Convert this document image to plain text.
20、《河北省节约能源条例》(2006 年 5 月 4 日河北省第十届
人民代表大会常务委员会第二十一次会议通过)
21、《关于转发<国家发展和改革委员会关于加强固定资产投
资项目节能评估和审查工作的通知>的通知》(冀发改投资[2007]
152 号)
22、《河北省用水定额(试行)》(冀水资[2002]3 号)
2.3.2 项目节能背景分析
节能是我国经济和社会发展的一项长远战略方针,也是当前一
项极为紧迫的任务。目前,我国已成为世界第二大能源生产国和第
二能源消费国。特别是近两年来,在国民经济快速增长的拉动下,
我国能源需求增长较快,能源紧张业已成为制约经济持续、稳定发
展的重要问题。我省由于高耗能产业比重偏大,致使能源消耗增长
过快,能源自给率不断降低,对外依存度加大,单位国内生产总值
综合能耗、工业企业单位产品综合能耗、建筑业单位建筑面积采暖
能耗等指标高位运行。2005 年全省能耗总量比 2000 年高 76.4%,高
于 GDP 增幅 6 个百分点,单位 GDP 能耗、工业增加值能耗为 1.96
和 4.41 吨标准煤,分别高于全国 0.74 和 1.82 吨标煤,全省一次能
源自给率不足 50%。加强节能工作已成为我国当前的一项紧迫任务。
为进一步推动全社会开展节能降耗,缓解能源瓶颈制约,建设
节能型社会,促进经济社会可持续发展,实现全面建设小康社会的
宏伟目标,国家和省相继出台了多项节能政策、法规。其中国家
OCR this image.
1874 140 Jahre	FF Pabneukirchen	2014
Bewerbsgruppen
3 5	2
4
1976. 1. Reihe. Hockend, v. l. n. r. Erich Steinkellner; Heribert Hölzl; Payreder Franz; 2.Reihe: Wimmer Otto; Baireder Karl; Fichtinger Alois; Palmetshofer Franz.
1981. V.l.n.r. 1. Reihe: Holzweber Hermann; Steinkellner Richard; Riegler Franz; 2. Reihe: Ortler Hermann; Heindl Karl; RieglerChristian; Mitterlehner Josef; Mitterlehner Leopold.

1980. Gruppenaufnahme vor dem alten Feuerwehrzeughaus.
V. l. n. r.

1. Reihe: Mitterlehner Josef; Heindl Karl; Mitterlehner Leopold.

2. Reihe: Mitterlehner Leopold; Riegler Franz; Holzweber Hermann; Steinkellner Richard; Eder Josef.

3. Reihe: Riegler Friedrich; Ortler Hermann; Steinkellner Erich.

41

--- --- ---

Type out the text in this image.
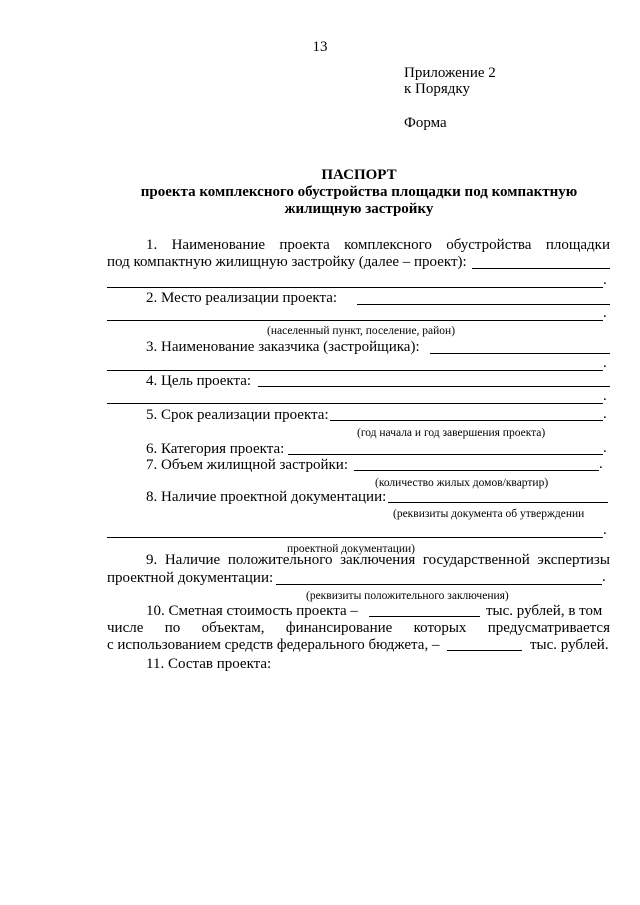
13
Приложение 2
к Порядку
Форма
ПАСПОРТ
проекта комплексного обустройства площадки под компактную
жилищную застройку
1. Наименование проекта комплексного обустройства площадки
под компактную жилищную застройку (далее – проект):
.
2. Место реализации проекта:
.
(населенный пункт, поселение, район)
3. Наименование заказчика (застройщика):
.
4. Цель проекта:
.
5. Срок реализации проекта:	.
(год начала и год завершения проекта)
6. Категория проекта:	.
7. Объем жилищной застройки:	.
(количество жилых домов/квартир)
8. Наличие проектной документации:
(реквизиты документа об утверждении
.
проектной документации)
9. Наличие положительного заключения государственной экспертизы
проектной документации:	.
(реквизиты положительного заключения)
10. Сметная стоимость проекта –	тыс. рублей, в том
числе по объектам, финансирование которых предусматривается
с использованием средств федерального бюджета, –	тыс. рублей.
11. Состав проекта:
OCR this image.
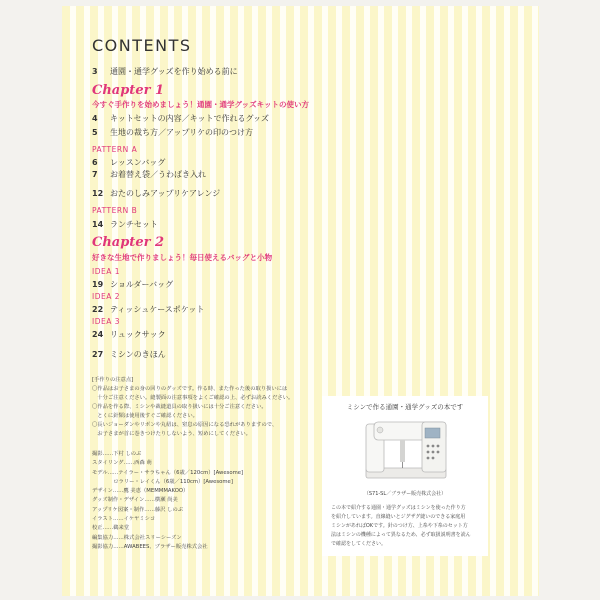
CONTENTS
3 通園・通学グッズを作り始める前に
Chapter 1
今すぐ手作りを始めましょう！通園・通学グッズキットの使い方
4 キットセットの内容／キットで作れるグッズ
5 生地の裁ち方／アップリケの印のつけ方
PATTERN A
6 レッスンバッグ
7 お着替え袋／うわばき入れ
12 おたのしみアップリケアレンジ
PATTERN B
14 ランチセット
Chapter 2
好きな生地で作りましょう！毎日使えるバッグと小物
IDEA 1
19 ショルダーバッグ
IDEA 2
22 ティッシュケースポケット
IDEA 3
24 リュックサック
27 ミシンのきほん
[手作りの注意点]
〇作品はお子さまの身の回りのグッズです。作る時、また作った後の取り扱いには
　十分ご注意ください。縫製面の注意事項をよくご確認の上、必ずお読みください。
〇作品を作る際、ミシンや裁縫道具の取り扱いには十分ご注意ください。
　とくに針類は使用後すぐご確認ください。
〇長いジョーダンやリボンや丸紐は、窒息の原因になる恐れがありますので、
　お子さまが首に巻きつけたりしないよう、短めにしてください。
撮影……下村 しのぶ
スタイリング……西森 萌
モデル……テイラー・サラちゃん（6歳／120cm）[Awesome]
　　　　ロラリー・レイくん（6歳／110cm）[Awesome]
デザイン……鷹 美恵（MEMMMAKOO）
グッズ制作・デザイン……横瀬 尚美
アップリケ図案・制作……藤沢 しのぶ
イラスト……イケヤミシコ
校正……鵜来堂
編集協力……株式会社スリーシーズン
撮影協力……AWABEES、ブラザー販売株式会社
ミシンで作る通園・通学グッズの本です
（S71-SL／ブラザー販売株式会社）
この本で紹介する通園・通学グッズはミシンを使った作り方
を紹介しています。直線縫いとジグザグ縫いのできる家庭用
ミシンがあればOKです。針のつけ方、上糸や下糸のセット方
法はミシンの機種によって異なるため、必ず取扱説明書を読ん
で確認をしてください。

--- --- ---

- _DIRECTIONS_: Pick out every line above that contains the word "Leopold" and copy it.

- _EXPECTED ANSWER_:
1981. V.l.n.r. 1. Reihe: Holzweber Hermann; Steinkellner Richard; Riegler Franz; 2. Reihe: Ortler Hermann; Heindl Karl; RieglerChristian; Mitterlehner Josef; Mitterlehner Leopold.
1. Reihe: Mitterlehner Josef; Heindl Karl; Mitterlehner Leopold.
2. Reihe: Mitterlehner Leopold; Riegler Franz; Holzweber Hermann; Steinkellner Richard; Eder Josef.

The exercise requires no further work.